Give the number of lines in the listing that hold the word "this". Write nothing but that number.

— begin Given records —

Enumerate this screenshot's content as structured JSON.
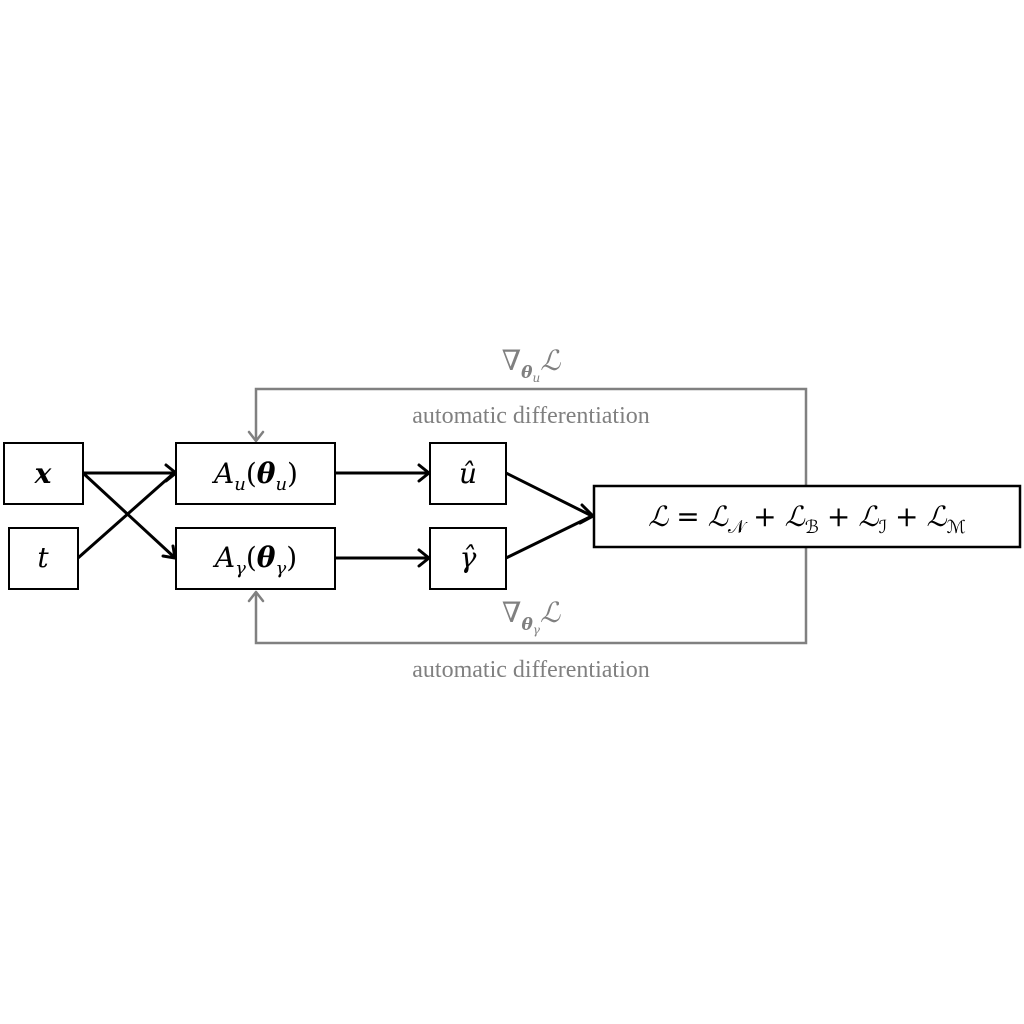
{
  "nodes": {
    "x": {
      "label": "x"
    },
    "t": {
      "label": "t"
    },
    "au": {
      "base": "A",
      "sub": "u",
      "open": "(",
      "theta": "θ",
      "theta_sub": "u",
      "close": ")"
    },
    "ag": {
      "base": "A",
      "sub": "γ",
      "open": "(",
      "theta": "θ",
      "theta_sub": "γ",
      "close": ")"
    },
    "uhat": {
      "label": "û"
    },
    "ghat": {
      "label": "γ̂"
    },
    "loss": {
      "lhs": "ℒ",
      "eq": "=",
      "plus": "+",
      "base": "ℒ",
      "subs": [
        "𝒩",
        "ℬ",
        "ℐ",
        "ℳ"
      ]
    }
  },
  "feedback": {
    "top": {
      "nabla": "∇",
      "theta": "θ",
      "theta_sub": "u",
      "target": "ℒ",
      "note": "automatic differentiation"
    },
    "bottom": {
      "nabla": "∇",
      "theta": "θ",
      "theta_sub": "γ",
      "target": "ℒ",
      "note": "automatic differentiation"
    }
  },
  "colors": {
    "edge": "#000000",
    "feedback": "#808080",
    "node_fill": "#ffffff"
  }
}
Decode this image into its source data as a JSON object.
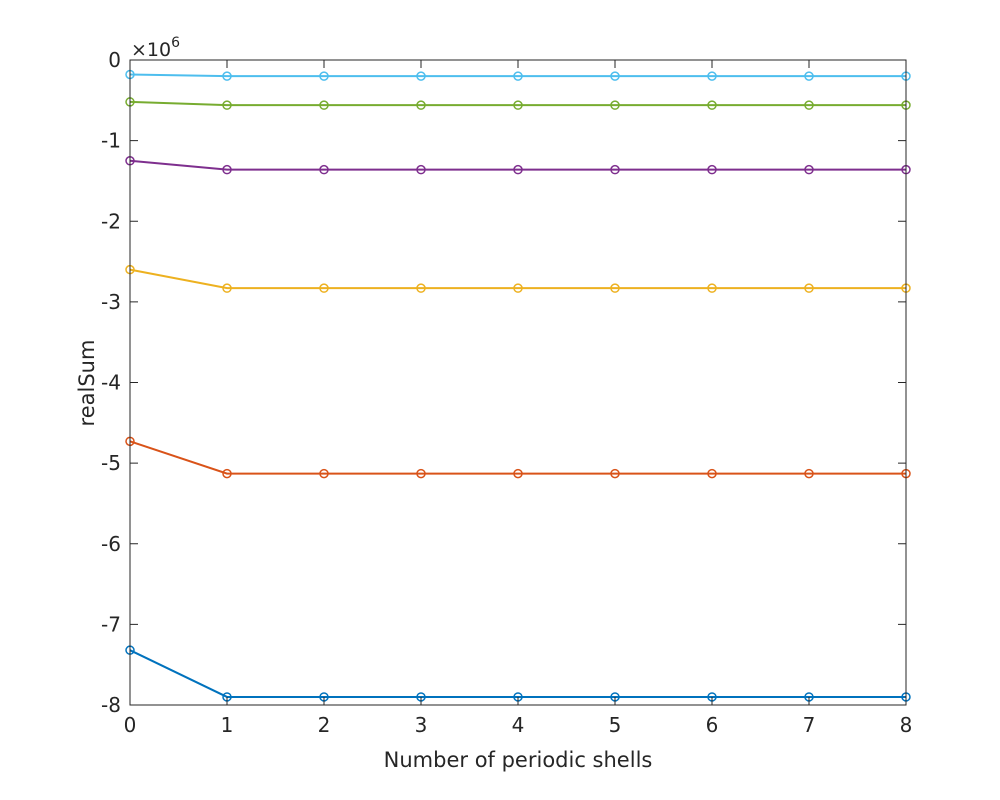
{
  "chart_data": {
    "type": "line",
    "title": "",
    "xlabel": "Number of periodic shells",
    "ylabel": "realSum",
    "y_exponent": {
      "base": "×10",
      "power": "6"
    },
    "x": [
      0,
      1,
      2,
      3,
      4,
      5,
      6,
      7,
      8
    ],
    "xlim": [
      0,
      8
    ],
    "ylim": [
      -8,
      0
    ],
    "x_ticks": [
      "0",
      "1",
      "2",
      "3",
      "4",
      "5",
      "6",
      "7",
      "8"
    ],
    "y_ticks": [
      "0",
      "-1",
      "-2",
      "-3",
      "-4",
      "-5",
      "-6",
      "-7",
      "-8"
    ],
    "y_tick_values": [
      0,
      -1,
      -2,
      -3,
      -4,
      -5,
      -6,
      -7,
      -8
    ],
    "grid": false,
    "marker": "circle",
    "series": [
      {
        "color": "#0072BD",
        "values": [
          -7.32,
          -7.9,
          -7.9,
          -7.9,
          -7.9,
          -7.9,
          -7.9,
          -7.9,
          -7.9
        ]
      },
      {
        "color": "#D95319",
        "values": [
          -4.73,
          -5.13,
          -5.13,
          -5.13,
          -5.13,
          -5.13,
          -5.13,
          -5.13,
          -5.13
        ]
      },
      {
        "color": "#EDB120",
        "values": [
          -2.6,
          -2.83,
          -2.83,
          -2.83,
          -2.83,
          -2.83,
          -2.83,
          -2.83,
          -2.83
        ]
      },
      {
        "color": "#7E2F8E",
        "values": [
          -1.25,
          -1.36,
          -1.36,
          -1.36,
          -1.36,
          -1.36,
          -1.36,
          -1.36,
          -1.36
        ]
      },
      {
        "color": "#77AC30",
        "values": [
          -0.52,
          -0.56,
          -0.56,
          -0.56,
          -0.56,
          -0.56,
          -0.56,
          -0.56,
          -0.56
        ]
      },
      {
        "color": "#4DBEEE",
        "values": [
          -0.18,
          -0.2,
          -0.2,
          -0.2,
          -0.2,
          -0.2,
          -0.2,
          -0.2,
          -0.2
        ]
      }
    ]
  }
}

— end Given records —

## [Answer to the exercise]
2